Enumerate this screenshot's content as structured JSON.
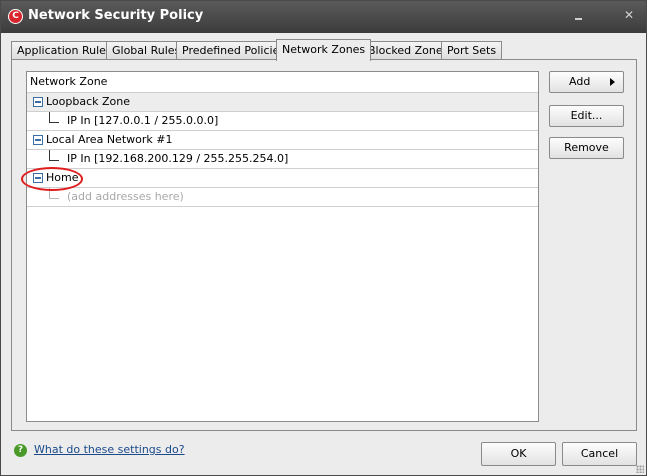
{
  "window": {
    "title": "Network Security Policy",
    "app_icon": "C",
    "minimize_icon": "minimize-icon",
    "close_icon": "close-icon",
    "close_glyph": "✕"
  },
  "tabs": [
    {
      "label": "Application Rules",
      "active": false
    },
    {
      "label": "Global Rules",
      "active": false
    },
    {
      "label": "Predefined Policies",
      "active": false
    },
    {
      "label": "Network Zones",
      "active": true
    },
    {
      "label": "Blocked Zones",
      "active": false
    },
    {
      "label": "Port Sets",
      "active": false
    }
  ],
  "tree": {
    "header": "Network Zone",
    "zones": [
      {
        "name": "Loopback Zone",
        "child": "IP In [127.0.0.1 / 255.0.0.0]",
        "child_is_hint": false
      },
      {
        "name": "Local Area Network #1",
        "child": "IP In [192.168.200.129 / 255.255.254.0]",
        "child_is_hint": false
      },
      {
        "name": "Home",
        "child": "(add addresses here)",
        "child_is_hint": true,
        "highlighted": true
      }
    ]
  },
  "side_buttons": {
    "add": "Add",
    "edit": "Edit...",
    "remove": "Remove"
  },
  "footer": {
    "help_icon": "?",
    "help_link": "What do these settings do?",
    "ok": "OK",
    "cancel": "Cancel"
  },
  "colors": {
    "titlebar": "#3c3c3c",
    "app_icon": "#d9262c",
    "highlight_ring": "#e01b1b",
    "link": "#1a4a8a",
    "help_icon": "#4a9a2a"
  }
}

════════

§ Work to do
Find each line that has the word "true", then copy it out.

§ Task answer
      "active": true
        "child_is_hint": true,
        "highlighted": true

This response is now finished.